WRITTEN TASK:
Check every line of the data below for the string "postcss", and copy the ones that hold it.
** start INPUT ROWS **
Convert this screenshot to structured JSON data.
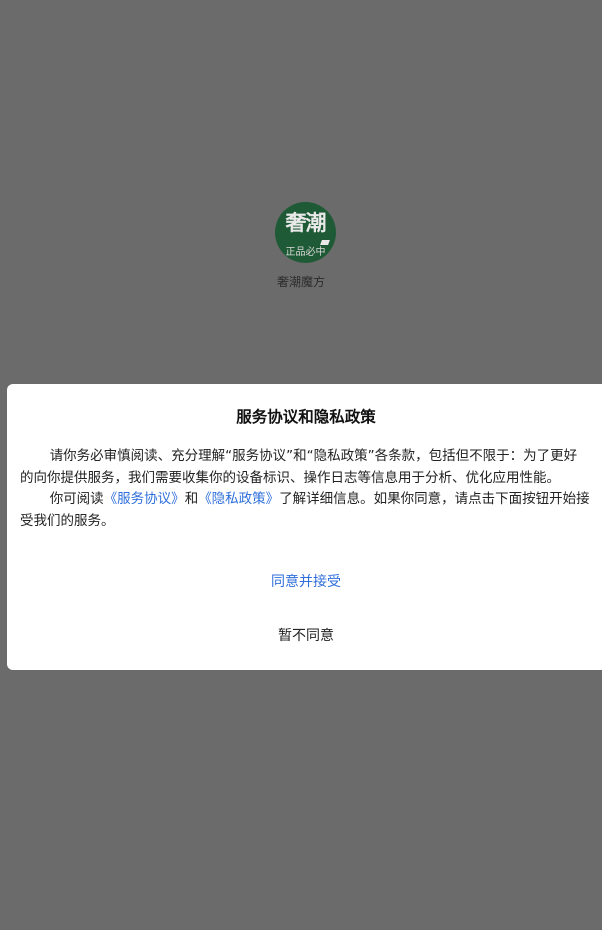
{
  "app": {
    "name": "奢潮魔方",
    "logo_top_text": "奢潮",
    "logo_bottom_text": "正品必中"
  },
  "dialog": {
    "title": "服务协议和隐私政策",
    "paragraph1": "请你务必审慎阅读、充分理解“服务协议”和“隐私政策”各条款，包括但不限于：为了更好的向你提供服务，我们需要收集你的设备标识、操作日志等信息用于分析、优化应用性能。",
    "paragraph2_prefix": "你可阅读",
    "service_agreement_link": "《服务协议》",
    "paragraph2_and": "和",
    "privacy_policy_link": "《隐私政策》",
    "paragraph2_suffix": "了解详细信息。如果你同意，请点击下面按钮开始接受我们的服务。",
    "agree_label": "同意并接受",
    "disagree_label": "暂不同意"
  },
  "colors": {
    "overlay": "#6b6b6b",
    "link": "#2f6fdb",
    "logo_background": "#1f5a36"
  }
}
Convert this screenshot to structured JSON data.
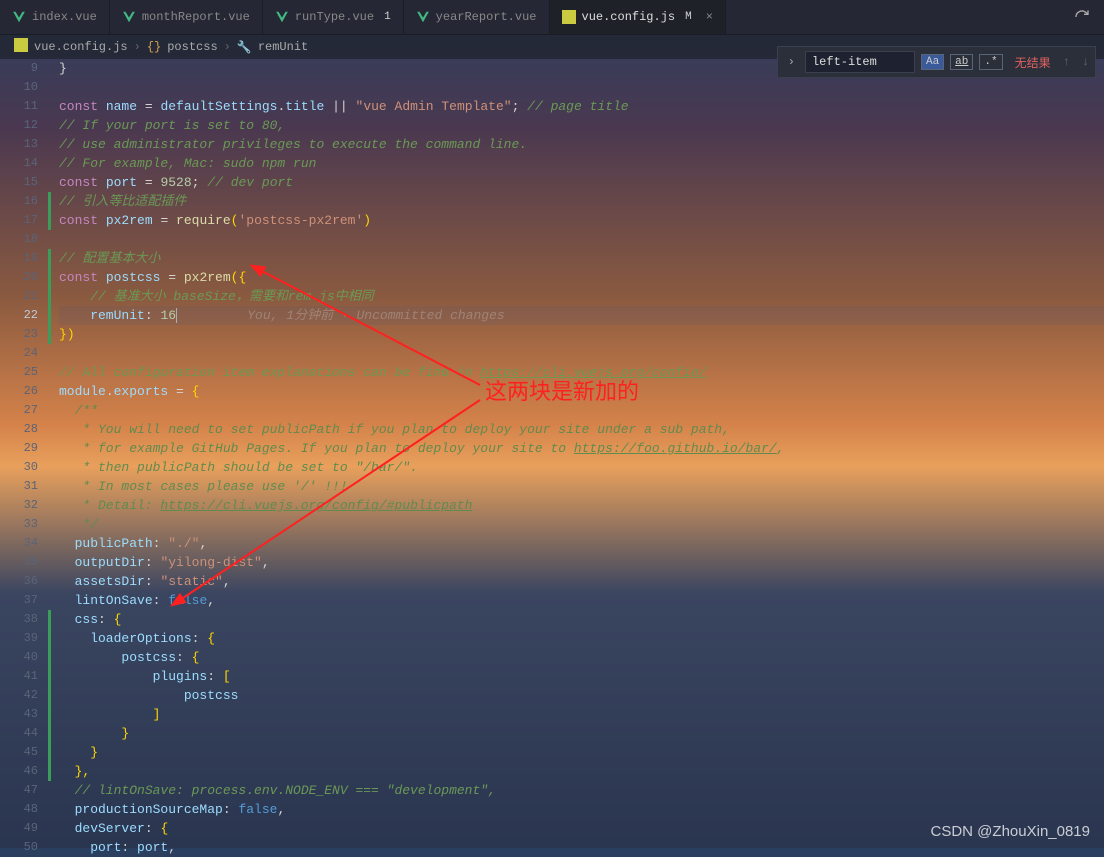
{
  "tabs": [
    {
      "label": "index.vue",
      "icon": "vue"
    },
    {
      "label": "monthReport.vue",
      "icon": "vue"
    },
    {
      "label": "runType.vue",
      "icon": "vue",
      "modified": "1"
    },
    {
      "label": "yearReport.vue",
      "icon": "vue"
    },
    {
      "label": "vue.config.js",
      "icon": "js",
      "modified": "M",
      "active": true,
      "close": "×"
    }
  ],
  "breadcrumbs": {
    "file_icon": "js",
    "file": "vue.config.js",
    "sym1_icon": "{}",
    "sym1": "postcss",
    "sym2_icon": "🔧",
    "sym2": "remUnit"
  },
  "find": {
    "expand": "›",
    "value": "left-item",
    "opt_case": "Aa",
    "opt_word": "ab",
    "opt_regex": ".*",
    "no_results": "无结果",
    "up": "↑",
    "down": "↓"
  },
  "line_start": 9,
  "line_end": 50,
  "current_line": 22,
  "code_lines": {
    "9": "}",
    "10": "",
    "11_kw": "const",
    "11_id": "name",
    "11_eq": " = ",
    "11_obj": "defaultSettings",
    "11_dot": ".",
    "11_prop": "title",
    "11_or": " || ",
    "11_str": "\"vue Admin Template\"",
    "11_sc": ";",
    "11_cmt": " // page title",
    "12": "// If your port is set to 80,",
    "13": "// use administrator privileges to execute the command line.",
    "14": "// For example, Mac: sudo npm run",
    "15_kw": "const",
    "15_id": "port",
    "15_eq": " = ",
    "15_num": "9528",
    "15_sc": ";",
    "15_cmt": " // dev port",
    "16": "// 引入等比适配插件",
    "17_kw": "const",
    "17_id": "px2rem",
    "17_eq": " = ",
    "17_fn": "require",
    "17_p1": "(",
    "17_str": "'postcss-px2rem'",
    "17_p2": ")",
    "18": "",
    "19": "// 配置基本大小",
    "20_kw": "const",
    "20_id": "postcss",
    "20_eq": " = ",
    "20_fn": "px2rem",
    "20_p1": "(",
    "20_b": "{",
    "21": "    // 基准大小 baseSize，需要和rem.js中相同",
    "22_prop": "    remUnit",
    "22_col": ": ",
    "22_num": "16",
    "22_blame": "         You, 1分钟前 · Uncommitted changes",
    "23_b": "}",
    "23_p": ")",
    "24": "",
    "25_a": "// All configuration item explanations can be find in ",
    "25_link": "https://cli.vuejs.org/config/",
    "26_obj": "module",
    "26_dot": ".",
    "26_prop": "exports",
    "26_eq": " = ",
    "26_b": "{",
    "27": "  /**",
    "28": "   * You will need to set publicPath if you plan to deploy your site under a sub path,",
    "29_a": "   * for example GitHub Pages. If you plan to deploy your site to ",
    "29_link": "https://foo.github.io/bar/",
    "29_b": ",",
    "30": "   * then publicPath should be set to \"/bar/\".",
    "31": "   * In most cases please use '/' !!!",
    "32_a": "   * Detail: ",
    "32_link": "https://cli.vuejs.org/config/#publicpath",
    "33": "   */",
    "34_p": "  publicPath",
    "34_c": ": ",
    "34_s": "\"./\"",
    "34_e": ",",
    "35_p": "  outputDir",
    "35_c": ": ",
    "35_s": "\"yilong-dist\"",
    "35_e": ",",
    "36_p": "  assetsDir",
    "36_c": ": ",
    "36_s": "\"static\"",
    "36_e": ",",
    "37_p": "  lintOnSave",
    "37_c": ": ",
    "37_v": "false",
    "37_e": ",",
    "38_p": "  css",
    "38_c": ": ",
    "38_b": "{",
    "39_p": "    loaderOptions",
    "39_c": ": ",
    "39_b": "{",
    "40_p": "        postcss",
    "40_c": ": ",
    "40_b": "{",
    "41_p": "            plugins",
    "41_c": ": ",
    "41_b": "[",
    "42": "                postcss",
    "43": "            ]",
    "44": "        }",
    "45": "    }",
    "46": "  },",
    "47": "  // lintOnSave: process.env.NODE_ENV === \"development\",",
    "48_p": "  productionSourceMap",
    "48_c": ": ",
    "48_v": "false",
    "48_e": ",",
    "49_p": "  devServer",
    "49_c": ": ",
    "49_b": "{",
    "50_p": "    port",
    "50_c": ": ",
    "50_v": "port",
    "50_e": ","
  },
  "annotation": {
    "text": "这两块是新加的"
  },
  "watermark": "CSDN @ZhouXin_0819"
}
** end INPUT ROWS **
RESULT:
    "sym1": "postcss",
    "17_str": "'postcss-px2rem'",
    "20_id": "postcss",
    "40_p": "        postcss",
    "42": "                postcss",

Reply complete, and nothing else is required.